Find all the lines with "present" and gather them.

(Structured figure records)

--------

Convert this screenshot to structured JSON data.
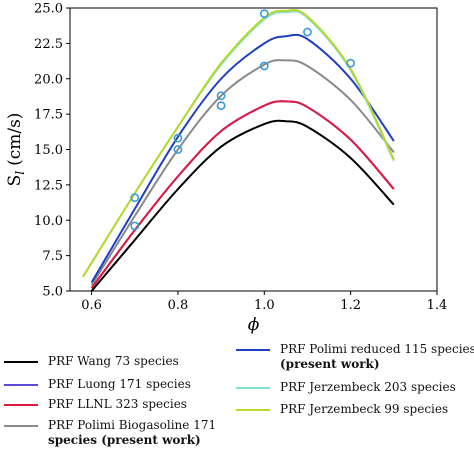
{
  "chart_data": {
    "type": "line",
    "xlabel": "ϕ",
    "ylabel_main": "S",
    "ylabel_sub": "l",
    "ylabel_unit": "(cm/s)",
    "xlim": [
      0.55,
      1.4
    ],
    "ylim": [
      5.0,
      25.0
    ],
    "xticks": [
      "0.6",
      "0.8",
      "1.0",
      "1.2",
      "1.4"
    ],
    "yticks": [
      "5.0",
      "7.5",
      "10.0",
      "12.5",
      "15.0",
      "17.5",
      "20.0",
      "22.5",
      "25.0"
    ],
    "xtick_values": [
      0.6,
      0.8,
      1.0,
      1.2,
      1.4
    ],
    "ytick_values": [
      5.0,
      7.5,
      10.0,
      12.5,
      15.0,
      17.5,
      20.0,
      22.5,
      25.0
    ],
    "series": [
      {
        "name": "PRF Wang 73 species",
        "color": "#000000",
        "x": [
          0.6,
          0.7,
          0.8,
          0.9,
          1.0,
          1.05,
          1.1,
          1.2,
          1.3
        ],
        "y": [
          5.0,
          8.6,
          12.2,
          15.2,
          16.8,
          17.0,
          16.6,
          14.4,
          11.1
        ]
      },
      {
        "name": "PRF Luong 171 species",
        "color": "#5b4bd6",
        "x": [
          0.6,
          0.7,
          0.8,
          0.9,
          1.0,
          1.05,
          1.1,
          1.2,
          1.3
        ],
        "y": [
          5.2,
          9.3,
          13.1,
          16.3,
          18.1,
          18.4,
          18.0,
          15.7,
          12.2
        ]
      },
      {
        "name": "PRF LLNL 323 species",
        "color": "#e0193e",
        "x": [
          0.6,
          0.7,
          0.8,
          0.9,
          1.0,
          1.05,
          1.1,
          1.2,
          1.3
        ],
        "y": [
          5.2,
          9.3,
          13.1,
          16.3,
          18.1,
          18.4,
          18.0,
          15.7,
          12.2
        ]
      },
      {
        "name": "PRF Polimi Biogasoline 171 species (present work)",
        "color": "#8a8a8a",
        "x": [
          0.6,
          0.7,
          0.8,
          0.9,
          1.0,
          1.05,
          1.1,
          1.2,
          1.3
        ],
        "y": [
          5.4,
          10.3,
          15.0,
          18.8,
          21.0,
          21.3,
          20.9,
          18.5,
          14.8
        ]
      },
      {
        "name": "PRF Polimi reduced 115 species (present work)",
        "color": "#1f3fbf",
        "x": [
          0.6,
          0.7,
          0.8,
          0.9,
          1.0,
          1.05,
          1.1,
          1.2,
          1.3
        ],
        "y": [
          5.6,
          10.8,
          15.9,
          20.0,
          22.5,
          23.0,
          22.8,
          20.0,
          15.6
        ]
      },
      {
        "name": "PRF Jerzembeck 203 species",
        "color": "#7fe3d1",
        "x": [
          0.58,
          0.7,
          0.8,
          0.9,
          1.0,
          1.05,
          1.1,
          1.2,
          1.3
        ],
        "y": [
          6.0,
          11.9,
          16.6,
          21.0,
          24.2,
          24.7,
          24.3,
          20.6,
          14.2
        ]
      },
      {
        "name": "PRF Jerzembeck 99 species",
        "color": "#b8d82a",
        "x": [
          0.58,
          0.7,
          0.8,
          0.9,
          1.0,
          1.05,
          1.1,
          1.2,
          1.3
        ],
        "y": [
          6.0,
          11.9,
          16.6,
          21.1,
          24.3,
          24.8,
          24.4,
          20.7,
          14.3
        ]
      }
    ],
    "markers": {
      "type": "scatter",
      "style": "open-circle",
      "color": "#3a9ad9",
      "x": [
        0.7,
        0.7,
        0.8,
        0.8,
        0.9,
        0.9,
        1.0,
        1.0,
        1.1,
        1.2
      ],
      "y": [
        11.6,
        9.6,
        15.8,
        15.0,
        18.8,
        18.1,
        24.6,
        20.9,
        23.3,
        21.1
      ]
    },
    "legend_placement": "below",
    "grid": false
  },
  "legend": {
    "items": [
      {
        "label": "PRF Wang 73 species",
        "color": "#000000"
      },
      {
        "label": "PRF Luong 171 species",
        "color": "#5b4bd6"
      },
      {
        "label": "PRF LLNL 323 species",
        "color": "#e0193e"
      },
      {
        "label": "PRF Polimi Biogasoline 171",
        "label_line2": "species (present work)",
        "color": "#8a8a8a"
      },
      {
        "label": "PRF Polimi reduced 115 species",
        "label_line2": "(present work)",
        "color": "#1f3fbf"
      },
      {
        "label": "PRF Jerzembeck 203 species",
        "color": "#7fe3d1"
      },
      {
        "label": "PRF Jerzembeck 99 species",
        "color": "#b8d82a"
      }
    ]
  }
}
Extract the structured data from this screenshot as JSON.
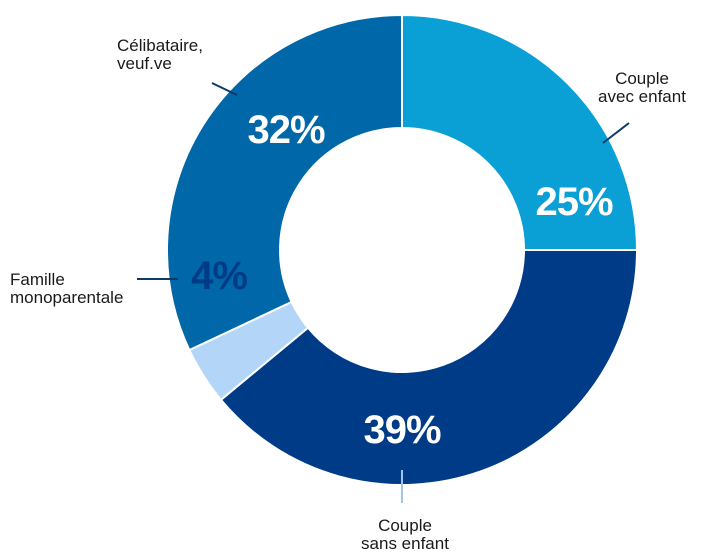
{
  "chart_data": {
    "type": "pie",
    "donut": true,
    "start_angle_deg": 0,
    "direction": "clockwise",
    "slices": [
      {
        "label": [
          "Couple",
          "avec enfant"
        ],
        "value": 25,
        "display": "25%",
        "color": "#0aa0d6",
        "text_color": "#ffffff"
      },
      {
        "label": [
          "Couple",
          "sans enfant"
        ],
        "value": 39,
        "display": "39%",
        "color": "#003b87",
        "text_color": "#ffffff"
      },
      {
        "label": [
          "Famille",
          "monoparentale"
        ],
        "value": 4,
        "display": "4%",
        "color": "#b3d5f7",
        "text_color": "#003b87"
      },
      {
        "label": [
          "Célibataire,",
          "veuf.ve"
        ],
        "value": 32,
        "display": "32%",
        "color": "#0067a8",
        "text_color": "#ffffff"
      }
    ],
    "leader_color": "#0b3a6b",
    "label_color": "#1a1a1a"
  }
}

--------

> _Answer to the task_:
        "name": "PRF Polimi Biogasoline 171 species (present work)",
        "name": "PRF Polimi reduced 115 species (present work)",
        "label_line2": "species (present work)",
        "label_line2": "(present work)",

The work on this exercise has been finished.